## Problem to work on:
Read the records below. Copy each line where the string "TSCĐHH" occurs.
+++ Dataset entries +++
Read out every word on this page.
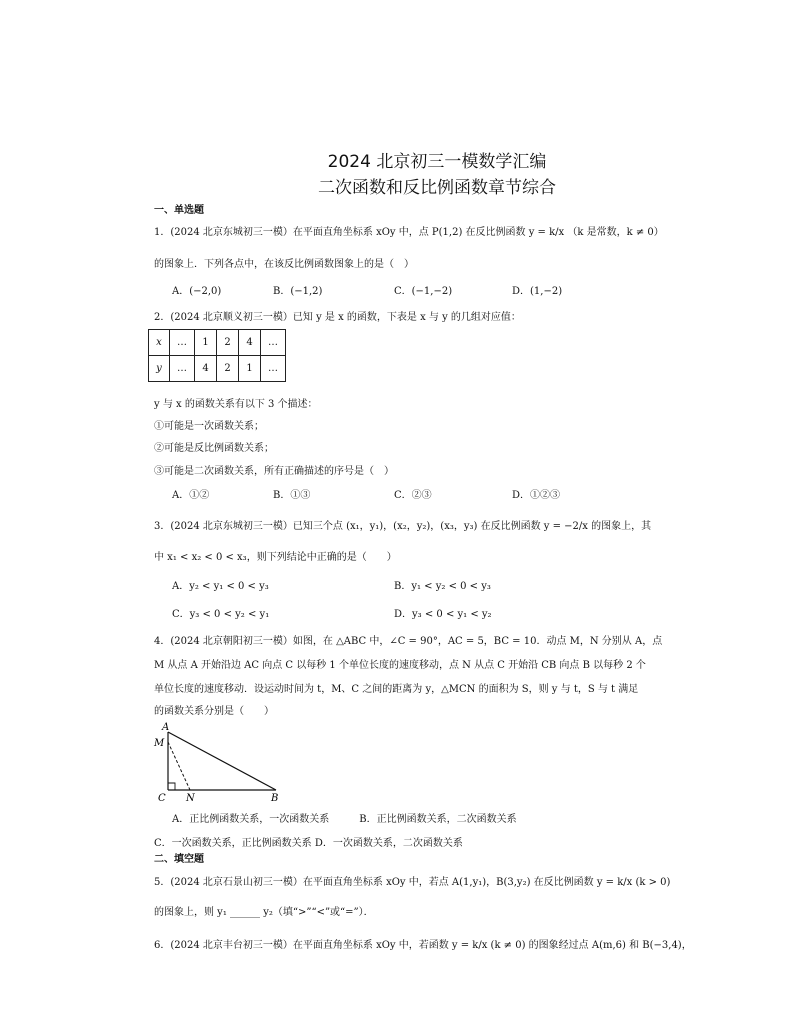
2024 北京初三一模数学汇编
二次函数和反比例函数章节综合
一、单选题
1．(2024 北京东城初三一模）在平面直角坐标系 xOy 中，点 P(1,2) 在反比例函数 y = k/x （k 是常数，k ≠ 0）
的图象上．下列各点中，在该反比例函数图象上的是（　）
A．(−2,0)	B．(−1,2)	C．(−1,−2)	D．(1,−2)
2．(2024 北京顺义初三一模）已知 y 是 x 的函数，下表是 x 与 y 的几组对应值：
x	…	1	2	4	…
y	…	4	2	1	…
y 与 x 的函数关系有以下 3 个描述：
①可能是一次函数关系；
②可能是反比例函数关系；
③可能是二次函数关系，所有正确描述的序号是（　）
A．①②	B．①③	C．②③	D．①②③
3．(2024 北京东城初三一模）已知三个点 (x₁，y₁)，(x₂，y₂)，(x₃，y₃) 在反比例函数 y = −2/x 的图象上，其
中 x₁ < x₂ < 0 < x₃，则下列结论中正确的是（　　）
A．y₂ < y₁ < 0 < y₃	B．y₁ < y₂ < 0 < y₃
C．y₃ < 0 < y₂ < y₁	D．y₃ < 0 < y₁ < y₂
4．(2024 北京朝阳初三一模）如图，在 △ABC 中，∠C = 90°，AC = 5，BC = 10．动点 M，N 分别从 A，点
M 从点 A 开始沿边 AC 向点 C 以每秒 1 个单位长度的速度移动，点 N 从点 C 开始沿 CB 向点 B 以每秒 2 个
单位长度的速度移动．设运动时间为 t，M、C 之间的距离为 y，△MCN 的面积为 S，则 y 与 t，S 与 t 满足
的函数关系分别是（　　）
A
M
C N	B
A．正比例函数关系，一次函数关系　　　B．正比例函数关系，二次函数关系
C．一次函数关系，正比例函数关系 D．一次函数关系，二次函数关系
二、填空题
5．(2024 北京石景山初三一模）在平面直角坐标系 xOy 中，若点 A(1,y₁)，B(3,y₂) 在反比例函数 y = k/x (k > 0)
的图象上，则 y₁ ______ y₂（填“>”“<”或“=”）．
6．(2024 北京丰台初三一模）在平面直角坐标系 xOy 中，若函数 y = k/x (k ≠ 0) 的图象经过点 A(m,6) 和 B(−3,4)，
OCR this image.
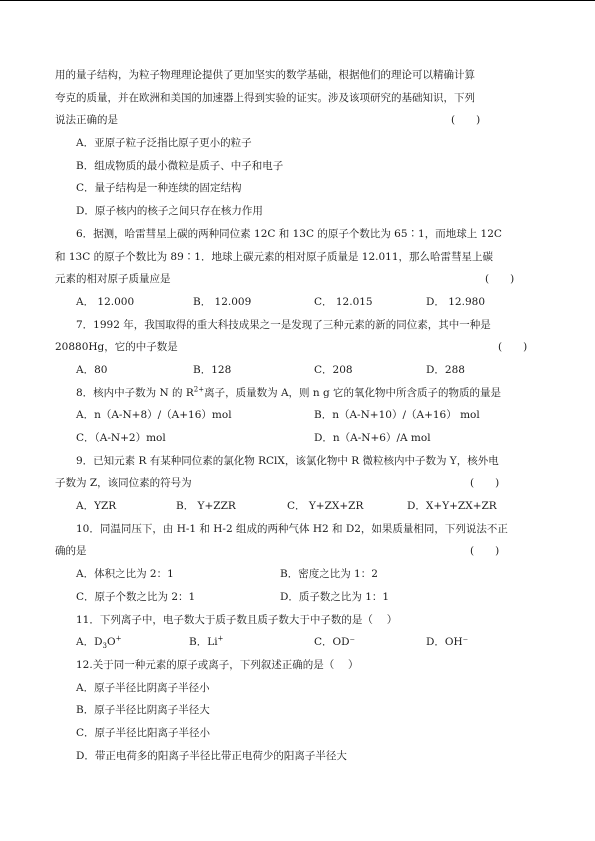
用的量子结构，为粒子物理理论提供了更加坚实的数学基础，根据他们的理论可以精确计算
夸克的质量，并在欧洲和美国的加速器上得到实验的证实。涉及该项研究的基础知识，下列
说法正确的是	(　　)
A．亚原子粒子泛指比原子更小的粒子
B．组成物质的最小微粒是质子、中子和电子
C．量子结构是一种连续的固定结构
D．原子核内的核子之间只存在核力作用
6．据测，哈雷彗星上碳的两种同位素 12C 和 13C 的原子个数比为 65∶1，而地球上 12C
和 13C 的原子个数比为 89∶1．地球上碳元素的相对原子质量是 12.011，那么哈雷彗星上碳
元素的相对原子质量应是	(　　)
A． 12.000	B． 12.009	C． 12.015	D． 12.980
7．1992 年，我国取得的重大科技成果之一是发现了三种元素的新的同位素，其中一种是
20880Hg，它的中子数是	(　　)
A．80	B．128	C．208	D．288
8．核内中子数为 N 的 $R^{2+}$离子，质量数为 A，则 n g 它的氧化物中所含质子的物质的量是
A．n（A-N+8）/（A+16）mol	B．n（A-N+10）/（A+16） mol
C．（A-N+2）mol	D．n（A-N+6）/A mol
9．已知元素 R 有某种同位素的氯化物 RClX，该氯化物中 R 微粒核内中子数为 Y，核外电
子数为 Z，该同位素的符号为	(　　)
A．YZR	B． Y+ZZR	C． Y+ZX+ZR	D．X+Y+ZX+ZR
10．同温同压下，由 H-1 和 H-2 组成的两种气体 H2 和 D2，如果质量相同，下列说法不正
确的是	(　　)
A．体积之比为 2：1	B．密度之比为 1：2
C．原子个数之比为 2：1	D．质子数之比为 1：1
11．下列离子中，电子数大于质子数且质子数大于中子数的是（　 ）
A．$D_3O^+$	B．Li+	C．OD⁻	D．OH⁻
12.关于同一种元素的原子或离子，下列叙述正确的是（　 ）
A．原子半径比阴离子半径小
B．原子半径比阴离子半径大
C．原子半径比阳离子半径小
D．带正电荷多的阳离子半径比带正电荷少的阳离子半径大
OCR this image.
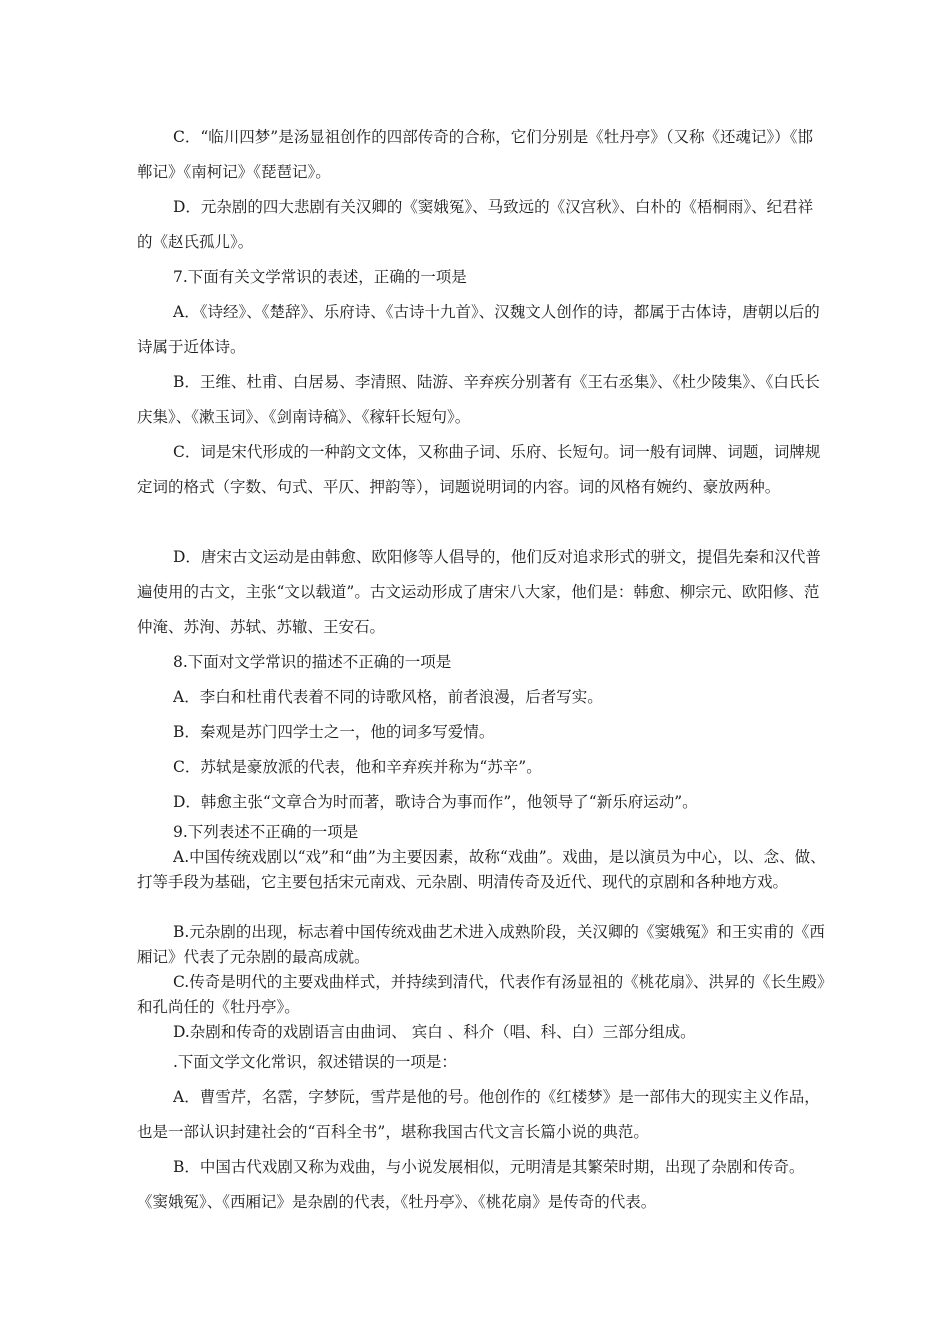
C．“临川四梦”是汤显祖创作的四部传奇的合称，它们分别是《牡丹亭》（又称《还魂记》）《邯郸记》《南柯记》《琵琶记》。

D．元杂剧的四大悲剧有关汉卿的《窦娥冤》、马致远的《汉宫秋》、白朴的《梧桐雨》、纪君祥的《赵氏孤儿》。

7.下面有关文学常识的表述，正确的一项是

A．《诗经》、《楚辞》、乐府诗、《古诗十九首》、汉魏文人创作的诗，都属于古体诗，唐朝以后的诗属于近体诗。

B．王维、杜甫、白居易、李清照、陆游、辛弃疾分别著有《王右丞集》、《杜少陵集》、《白氏长庆集》、《漱玉词》、《剑南诗稿》、《稼轩长短句》。

C．词是宋代形成的一种韵文文体，又称曲子词、乐府、长短句。词一般有词牌、词题，词牌规定词的格式（字数、句式、平仄、押韵等），词题说明词的内容。词的风格有婉约、豪放两种。

D．唐宋古文运动是由韩愈、欧阳修等人倡导的，他们反对追求形式的骈文，提倡先秦和汉代普遍使用的古文，主张“文以载道”。古文运动形成了唐宋八大家，他们是：韩愈、柳宗元、欧阳修、范仲淹、苏洵、苏轼、苏辙、王安石。

8.下面对文学常识的描述不正确的一项是

A．李白和杜甫代表着不同的诗歌风格，前者浪漫，后者写实。

B．秦观是苏门四学士之一，他的词多写爱情。

C．苏轼是豪放派的代表，他和辛弃疾并称为“苏辛”。

D．韩愈主张“文章合为时而著，歌诗合为事而作”，他领导了“新乐府运动”。

9.下列表述不正确的一项是

A.中国传统戏剧以“戏”和“曲”为主要因素，故称“戏曲”。戏曲，是以演员为中心，以、念、做、打等手段为基础，它主要包括宋元南戏、元杂剧、明清传奇及近代、现代的京剧和各种地方戏。

B.元杂剧的出现，标志着中国传统戏曲艺术进入成熟阶段，关汉卿的《窦娥冤》和王实甫的《西厢记》代表了元杂剧的最高成就。

C.传奇是明代的主要戏曲样式，并持续到清代，代表作有汤显祖的《桃花扇》、洪昇的《长生殿》和孔尚任的《牡丹亭》。

D.杂剧和传奇的戏剧语言由曲词、 宾白 、科介（唱、科、白）三部分组成。

.下面文学文化常识，叙述错误的一项是：

A．曹雪芹，名霑，字梦阮，雪芹是他的号。他创作的《红楼梦》是一部伟大的现实主义作品，也是一部认识封建社会的“百科全书”，堪称我国古代文言长篇小说的典范。

B．中国古代戏剧又称为戏曲，与小说发展相似，元明清是其繁荣时期，出现了杂剧和传奇。《窦娥冤》、《西厢记》是杂剧的代表，《牡丹亭》、《桃花扇》是传奇的代表。
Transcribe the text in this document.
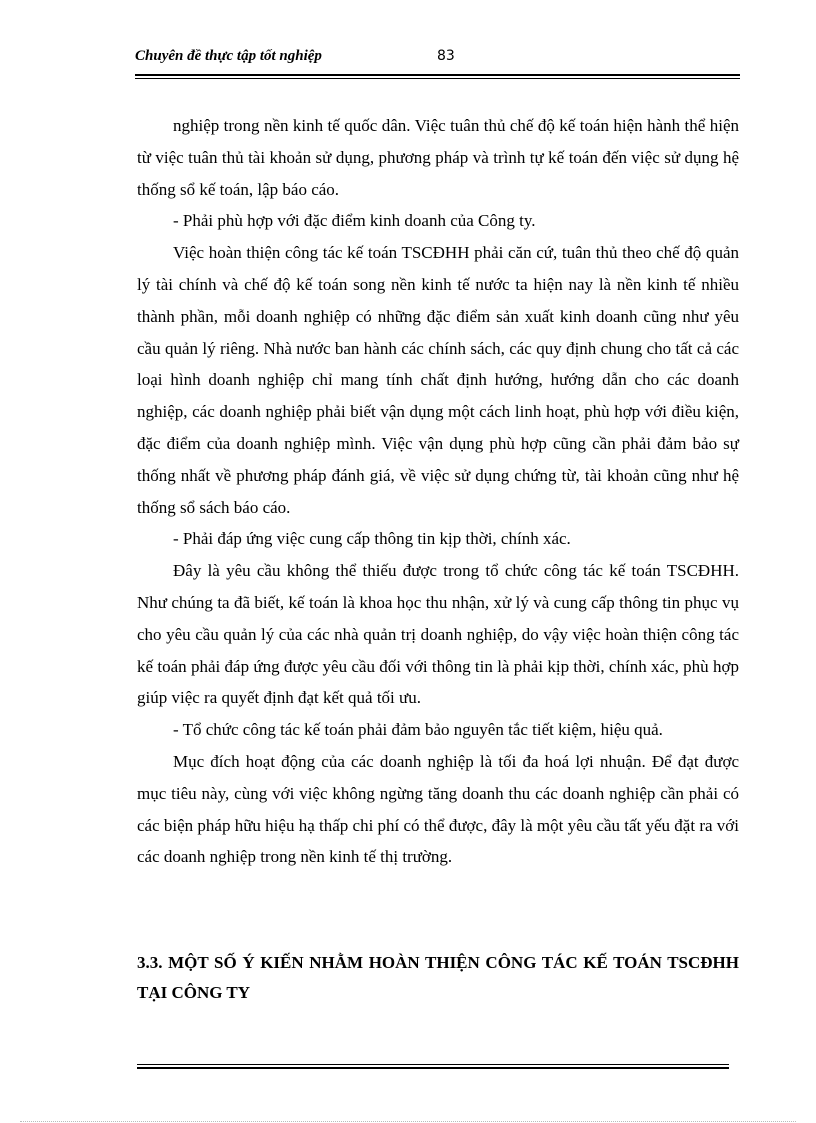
Chuyên đề thực tập tốt nghiệp	83

nghiệp trong nền kinh tế quốc dân. Việc tuân thủ chế độ kế toán hiện hành thể hiện từ việc tuân thủ tài khoản sử dụng, phương pháp và trình tự kế toán đến việc sử dụng hệ thống sổ kế toán, lập báo cáo.

- Phải phù hợp với đặc điểm kinh doanh của Công ty.

Việc hoàn thiện công tác kế toán TSCĐHH phải căn cứ, tuân thủ theo chế độ quản lý tài chính và chế độ kế toán song nền kinh tế nước ta hiện nay là nền kinh tế nhiều thành phần, mỗi doanh nghiệp có những đặc điểm sản xuất kinh doanh cũng như yêu cầu quản lý riêng. Nhà nước ban hành các chính sách, các quy định chung cho tất cả các loại hình doanh nghiệp chỉ mang tính chất định hướng, hướng dẫn cho các doanh nghiệp, các doanh nghiệp phải biết vận dụng một cách linh hoạt, phù hợp với điều kiện, đặc điểm của doanh nghiệp mình. Việc vận dụng phù hợp cũng cần phải đảm bảo sự thống nhất về phương pháp đánh giá, về việc sử dụng chứng từ, tài khoản cũng như hệ thống sổ sách báo cáo.

- Phải đáp ứng việc cung cấp thông tin kịp thời, chính xác.

Đây là yêu cầu không thể thiếu được trong tổ chức công tác kế toán TSCĐHH. Như chúng ta đã biết, kế toán là khoa học thu nhận, xử lý và cung cấp thông tin phục vụ cho yêu cầu quản lý của các nhà quản trị doanh nghiệp, do vậy việc hoàn thiện công tác kế toán phải đáp ứng được yêu cầu đối với thông tin là phải kịp thời, chính xác, phù hợp giúp việc ra quyết định đạt kết quả tối ưu.

- Tổ chức công tác kế toán phải đảm bảo nguyên tắc tiết kiệm, hiệu quả.

Mục đích hoạt động của các doanh nghiệp là tối đa hoá lợi nhuận. Để đạt được mục tiêu này, cùng với việc không ngừng tăng doanh thu các doanh nghiệp cần phải có các biện pháp hữu hiệu hạ thấp chi phí có thể được, đây là một yêu cầu tất yếu đặt ra với các doanh nghiệp trong nền kinh tế thị trường.

3.3. MỘT SỐ Ý KIẾN NHẰM HOÀN THIỆN CÔNG TÁC KẾ TOÁN TSCĐHH TẠI CÔNG TY
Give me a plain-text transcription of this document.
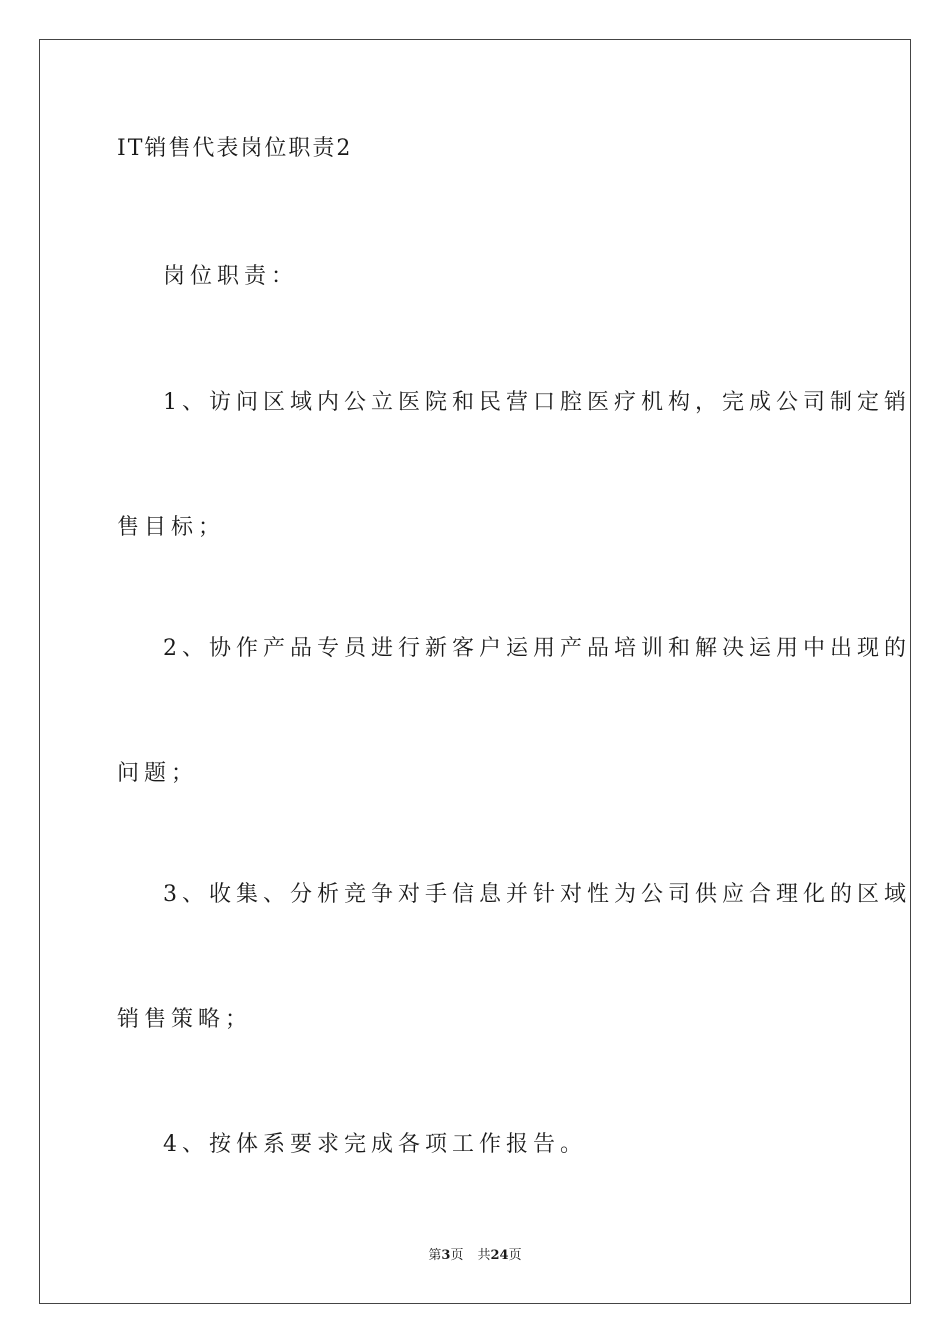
IT销售代表岗位职责2
岗位职责：
1、访问区域内公立医院和民营口腔医疗机构，完成公司制定销
售目标；
2、协作产品专员进行新客户运用产品培训和解决运用中出现的
问题；
3、收集、分析竞争对手信息并针对性为公司供应合理化的区域
销售策略；
4、按体系要求完成各项工作报告。
第3页 共24页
+++
## Result of this task:
Việc hoàn thiện công tác kế toán TSCĐHH phải căn cứ, tuân thủ theo chế độ quản lý tài chính và chế độ kế toán song nền kinh tế nước ta hiện nay là nền kinh tế nhiều thành phần, mỗi doanh nghiệp có những đặc điểm sản xuất kinh doanh cũng như yêu cầu quản lý riêng. Nhà nước ban hành các chính sách, các quy định chung cho tất cả các loại hình doanh nghiệp chỉ mang tính chất định hướng, hướng dẫn cho các doanh nghiệp, các doanh nghiệp phải biết vận dụng một cách linh hoạt, phù hợp với điều kiện, đặc điểm của doanh nghiệp mình. Việc vận dụng phù hợp cũng cần phải đảm bảo sự thống nhất về phương pháp đánh giá, về việc sử dụng chứng từ, tài khoản cũng như hệ thống sổ sách báo cáo.
Đây là yêu cầu không thể thiếu được trong tổ chức công tác kế toán TSCĐHH. Như chúng ta đã biết, kế toán là khoa học thu nhận, xử lý và cung cấp thông tin phục vụ cho yêu cầu quản lý của các nhà quản trị doanh nghiệp, do vậy việc hoàn thiện công tác kế toán phải đáp ứng được yêu cầu đối với thông tin là phải kịp thời, chính xác, phù hợp giúp việc ra quyết định đạt kết quả tối ưu.
3.3. MỘT SỐ Ý KIẾN NHẰM HOÀN THIỆN CÔNG TÁC KẾ TOÁN TSCĐHH TẠI CÔNG TY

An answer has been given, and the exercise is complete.